EXERCISE
Word for word, print each line of the listing below; pictures stay out.

====

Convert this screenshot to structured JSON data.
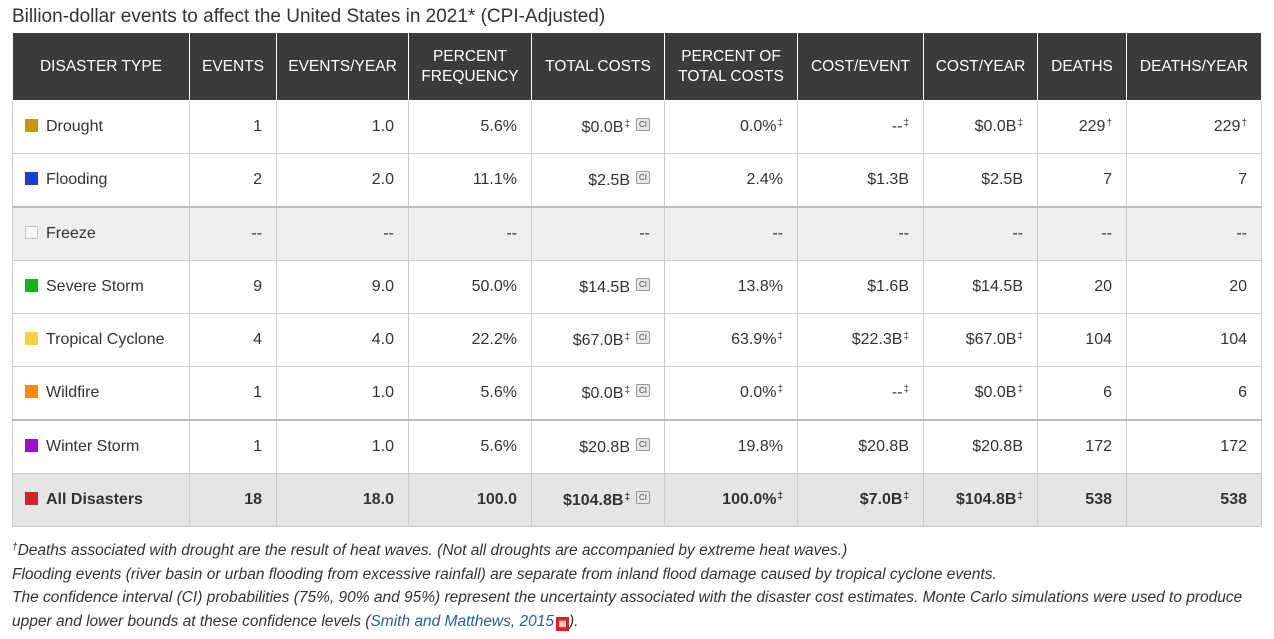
{
  "title": "Billion-dollar events to affect the United States in 2021* (CPI-Adjusted)",
  "headers": {
    "type": "DISASTER TYPE",
    "events": "EVENTS",
    "events_year": "EVENTS/YEAR",
    "pct_freq": "PERCENT FREQUENCY",
    "total_costs": "TOTAL COSTS",
    "pct_total": "PERCENT OF TOTAL COSTS",
    "cost_event": "COST/EVENT",
    "cost_year": "COST/YEAR",
    "deaths": "DEATHS",
    "deaths_year": "DEATHS/YEAR"
  },
  "ci_label": "CI",
  "rows": [
    {
      "type": "Drought",
      "color": "#c8960c",
      "events": "1",
      "events_year": "1.0",
      "pct_freq": "5.6%",
      "total": "$0.0B",
      "total_sup": "‡",
      "pct_total": "0.0%",
      "pct_total_sup": "‡",
      "cost_event": "--",
      "cost_event_sup": "‡",
      "cost_year": "$0.0B",
      "cost_year_sup": "‡",
      "deaths": "229",
      "deaths_sup": "†",
      "deaths_year": "229",
      "deaths_year_sup": "†"
    },
    {
      "type": "Flooding",
      "color": "#1a3fc8",
      "events": "2",
      "events_year": "2.0",
      "pct_freq": "11.1%",
      "total": "$2.5B",
      "total_sup": "",
      "pct_total": "2.4%",
      "pct_total_sup": "",
      "cost_event": "$1.3B",
      "cost_event_sup": "",
      "cost_year": "$2.5B",
      "cost_year_sup": "",
      "deaths": "7",
      "deaths_sup": "",
      "deaths_year": "7",
      "deaths_year_sup": ""
    },
    {
      "type": "Freeze",
      "color": "#f4f4f4",
      "events": "--",
      "events_year": "--",
      "pct_freq": "--",
      "total": "--",
      "total_sup": "",
      "pct_total": "--",
      "pct_total_sup": "",
      "cost_event": "--",
      "cost_event_sup": "",
      "cost_year": "--",
      "cost_year_sup": "",
      "deaths": "--",
      "deaths_sup": "",
      "deaths_year": "--",
      "deaths_year_sup": ""
    },
    {
      "type": "Severe Storm",
      "color": "#19b024",
      "events": "9",
      "events_year": "9.0",
      "pct_freq": "50.0%",
      "total": "$14.5B",
      "total_sup": "",
      "pct_total": "13.8%",
      "pct_total_sup": "",
      "cost_event": "$1.6B",
      "cost_event_sup": "",
      "cost_year": "$14.5B",
      "cost_year_sup": "",
      "deaths": "20",
      "deaths_sup": "",
      "deaths_year": "20",
      "deaths_year_sup": ""
    },
    {
      "type": "Tropical Cyclone",
      "color": "#f7d04a",
      "events": "4",
      "events_year": "4.0",
      "pct_freq": "22.2%",
      "total": "$67.0B",
      "total_sup": "‡",
      "pct_total": "63.9%",
      "pct_total_sup": "‡",
      "cost_event": "$22.3B",
      "cost_event_sup": "‡",
      "cost_year": "$67.0B",
      "cost_year_sup": "‡",
      "deaths": "104",
      "deaths_sup": "",
      "deaths_year": "104",
      "deaths_year_sup": ""
    },
    {
      "type": "Wildfire",
      "color": "#f88a14",
      "events": "1",
      "events_year": "1.0",
      "pct_freq": "5.6%",
      "total": "$0.0B",
      "total_sup": "‡",
      "pct_total": "0.0%",
      "pct_total_sup": "‡",
      "cost_event": "--",
      "cost_event_sup": "‡",
      "cost_year": "$0.0B",
      "cost_year_sup": "‡",
      "deaths": "6",
      "deaths_sup": "",
      "deaths_year": "6",
      "deaths_year_sup": ""
    },
    {
      "type": "Winter Storm",
      "color": "#9a10c8",
      "events": "1",
      "events_year": "1.0",
      "pct_freq": "5.6%",
      "total": "$20.8B",
      "total_sup": "",
      "pct_total": "19.8%",
      "pct_total_sup": "",
      "cost_event": "$20.8B",
      "cost_event_sup": "",
      "cost_year": "$20.8B",
      "cost_year_sup": "",
      "deaths": "172",
      "deaths_sup": "",
      "deaths_year": "172",
      "deaths_year_sup": ""
    }
  ],
  "total": {
    "type": "All Disasters",
    "color": "#c8282e",
    "events": "18",
    "events_year": "18.0",
    "pct_freq": "100.0",
    "total": "$104.8B",
    "total_sup": "‡",
    "pct_total": "100.0%",
    "pct_total_sup": "‡",
    "cost_event": "$7.0B",
    "cost_event_sup": "‡",
    "cost_year": "$104.8B",
    "cost_year_sup": "‡",
    "deaths": "538",
    "deaths_year": "538"
  },
  "notes": {
    "line1_sup": "†",
    "line1": "Deaths associated with drought are the result of heat waves. (Not all droughts are accompanied by extreme heat waves.)",
    "line2": "Flooding events (river basin or urban flooding from excessive rainfall) are separate from inland flood damage caused by tropical cyclone events.",
    "line3": "The confidence interval (CI) probabilities (75%, 90% and 95%) represent the uncertainty associated with the disaster cost estimates. Monte Carlo simulations were used to produce upper and lower bounds at these confidence levels (",
    "link": "Smith and Matthews, 2015",
    "pdf_icon": "pdf-icon",
    "line3_end": ")."
  }
}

====

ANSWER FOR THE TASK
Convert this screenshot to structured JSON data.
{
  "title": "Billion-dollar events to affect the United States in 2021* (CPI-Adjusted)",
  "headers": {
    "type": "DISASTER TYPE",
    "events": "EVENTS",
    "events_year": "EVENTS/YEAR",
    "pct_freq": "PERCENT FREQUENCY",
    "total_costs": "TOTAL COSTS",
    "pct_total": "PERCENT OF TOTAL COSTS",
    "cost_event": "COST/EVENT",
    "cost_year": "COST/YEAR",
    "deaths": "DEATHS",
    "deaths_year": "DEATHS/YEAR"
  },
  "ci_label": "CI",
  "rows": [
    {
      "type": "Drought",
      "color": "#c8960c",
      "events": "1",
      "events_year": "1.0",
      "pct_freq": "5.6%",
      "total": "$0.0B",
      "total_sup": "‡",
      "pct_total": "0.0%",
      "pct_total_sup": "‡",
      "cost_event": "--",
      "cost_event_sup": "‡",
      "cost_year": "$0.0B",
      "cost_year_sup": "‡",
      "deaths": "229",
      "deaths_sup": "†",
      "deaths_year": "229",
      "deaths_year_sup": "†"
    },
    {
      "type": "Flooding",
      "color": "#1a3fc8",
      "events": "2",
      "events_year": "2.0",
      "pct_freq": "11.1%",
      "total": "$2.5B",
      "total_sup": "",
      "pct_total": "2.4%",
      "pct_total_sup": "",
      "cost_event": "$1.3B",
      "cost_event_sup": "",
      "cost_year": "$2.5B",
      "cost_year_sup": "",
      "deaths": "7",
      "deaths_sup": "",
      "deaths_year": "7",
      "deaths_year_sup": ""
    },
    {
      "type": "Freeze",
      "color": "#f4f4f4",
      "events": "--",
      "events_year": "--",
      "pct_freq": "--",
      "total": "--",
      "total_sup": "",
      "pct_total": "--",
      "pct_total_sup": "",
      "cost_event": "--",
      "cost_event_sup": "",
      "cost_year": "--",
      "cost_year_sup": "",
      "deaths": "--",
      "deaths_sup": "",
      "deaths_year": "--",
      "deaths_year_sup": ""
    },
    {
      "type": "Severe Storm",
      "color": "#19b024",
      "events": "9",
      "events_year": "9.0",
      "pct_freq": "50.0%",
      "total": "$14.5B",
      "total_sup": "",
      "pct_total": "13.8%",
      "pct_total_sup": "",
      "cost_event": "$1.6B",
      "cost_event_sup": "",
      "cost_year": "$14.5B",
      "cost_year_sup": "",
      "deaths": "20",
      "deaths_sup": "",
      "deaths_year": "20",
      "deaths_year_sup": ""
    },
    {
      "type": "Tropical Cyclone",
      "color": "#f7d04a",
      "events": "4",
      "events_year": "4.0",
      "pct_freq": "22.2%",
      "total": "$67.0B",
      "total_sup": "‡",
      "pct_total": "63.9%",
      "pct_total_sup": "‡",
      "cost_event": "$22.3B",
      "cost_event_sup": "‡",
      "cost_year": "$67.0B",
      "cost_year_sup": "‡",
      "deaths": "104",
      "deaths_sup": "",
      "deaths_year": "104",
      "deaths_year_sup": ""
    },
    {
      "type": "Wildfire",
      "color": "#f88a14",
      "events": "1",
      "events_year": "1.0",
      "pct_freq": "5.6%",
      "total": "$0.0B",
      "total_sup": "‡",
      "pct_total": "0.0%",
      "pct_total_sup": "‡",
      "cost_event": "--",
      "cost_event_sup": "‡",
      "cost_year": "$0.0B",
      "cost_year_sup": "‡",
      "deaths": "6",
      "deaths_sup": "",
      "deaths_year": "6",
      "deaths_year_sup": ""
    },
    {
      "type": "Winter Storm",
      "color": "#9a10c8",
      "events": "1",
      "events_year": "1.0",
      "pct_freq": "5.6%",
      "total": "$20.8B",
      "total_sup": "",
      "pct_total": "19.8%",
      "pct_total_sup": "",
      "cost_event": "$20.8B",
      "cost_event_sup": "",
      "cost_year": "$20.8B",
      "cost_year_sup": "",
      "deaths": "172",
      "deaths_sup": "",
      "deaths_year": "172",
      "deaths_year_sup": ""
    }
  ],
  "total": {
    "type": "All Disasters",
    "color": "#c8282e",
    "events": "18",
    "events_year": "18.0",
    "pct_freq": "100.0",
    "total": "$104.8B",
    "total_sup": "‡",
    "pct_total": "100.0%",
    "pct_total_sup": "‡",
    "cost_event": "$7.0B",
    "cost_event_sup": "‡",
    "cost_year": "$104.8B",
    "cost_year_sup": "‡",
    "deaths": "538",
    "deaths_year": "538"
  },
  "notes": {
    "line1_sup": "†",
    "line1": "Deaths associated with drought are the result of heat waves. (Not all droughts are accompanied by extreme heat waves.)",
    "line2": "Flooding events (river basin or urban flooding from excessive rainfall) are separate from inland flood damage caused by tropical cyclone events.",
    "line3": "The confidence interval (CI) probabilities (75%, 90% and 95%) represent the uncertainty associated with the disaster cost estimates. Monte Carlo simulations were used to produce upper and lower bounds at these confidence levels (",
    "link": "Smith and Matthews, 2015",
    "pdf_icon": "pdf-icon",
    "line3_end": ")."
  }
}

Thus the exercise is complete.